→ **WRITTEN PROBLEM**
Your answer should be a single number: the count of lines containing the string "https".

# # # #

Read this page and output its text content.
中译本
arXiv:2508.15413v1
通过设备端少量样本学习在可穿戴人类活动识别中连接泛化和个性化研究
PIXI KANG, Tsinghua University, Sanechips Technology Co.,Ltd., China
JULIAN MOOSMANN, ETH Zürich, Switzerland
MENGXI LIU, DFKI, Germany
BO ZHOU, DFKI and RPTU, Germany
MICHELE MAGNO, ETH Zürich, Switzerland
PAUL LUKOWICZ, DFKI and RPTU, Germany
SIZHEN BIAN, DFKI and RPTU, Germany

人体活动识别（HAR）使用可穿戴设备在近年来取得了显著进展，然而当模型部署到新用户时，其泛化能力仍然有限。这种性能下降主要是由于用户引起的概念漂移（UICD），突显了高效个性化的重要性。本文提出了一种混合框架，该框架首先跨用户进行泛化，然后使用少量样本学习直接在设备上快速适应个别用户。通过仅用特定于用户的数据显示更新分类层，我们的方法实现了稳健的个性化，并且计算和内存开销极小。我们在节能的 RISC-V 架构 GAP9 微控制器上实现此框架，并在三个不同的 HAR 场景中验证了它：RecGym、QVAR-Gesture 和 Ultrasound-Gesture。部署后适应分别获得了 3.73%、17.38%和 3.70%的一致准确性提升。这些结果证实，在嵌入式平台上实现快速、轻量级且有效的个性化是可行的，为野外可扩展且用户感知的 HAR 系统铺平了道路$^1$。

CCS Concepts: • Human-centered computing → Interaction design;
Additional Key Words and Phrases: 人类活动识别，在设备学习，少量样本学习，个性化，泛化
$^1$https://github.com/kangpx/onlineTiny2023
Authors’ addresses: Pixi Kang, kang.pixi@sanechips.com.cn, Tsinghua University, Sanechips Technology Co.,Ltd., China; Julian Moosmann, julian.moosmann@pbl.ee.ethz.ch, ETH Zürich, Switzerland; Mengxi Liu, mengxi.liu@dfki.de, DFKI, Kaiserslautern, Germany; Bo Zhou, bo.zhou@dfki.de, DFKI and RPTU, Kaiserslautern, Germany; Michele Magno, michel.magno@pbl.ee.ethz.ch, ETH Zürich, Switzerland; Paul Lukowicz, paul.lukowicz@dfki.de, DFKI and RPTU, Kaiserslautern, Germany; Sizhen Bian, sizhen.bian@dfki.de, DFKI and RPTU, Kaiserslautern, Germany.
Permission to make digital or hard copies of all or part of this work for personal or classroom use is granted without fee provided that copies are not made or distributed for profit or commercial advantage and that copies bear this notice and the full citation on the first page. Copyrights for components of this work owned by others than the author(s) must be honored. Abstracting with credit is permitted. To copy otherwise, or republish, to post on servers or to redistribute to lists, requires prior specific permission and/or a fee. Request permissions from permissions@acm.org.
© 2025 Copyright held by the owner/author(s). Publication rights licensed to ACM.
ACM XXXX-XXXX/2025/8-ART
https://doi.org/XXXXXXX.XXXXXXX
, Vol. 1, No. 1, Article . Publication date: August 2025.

# # # #

→ **COMPLETE RESPONSE**
2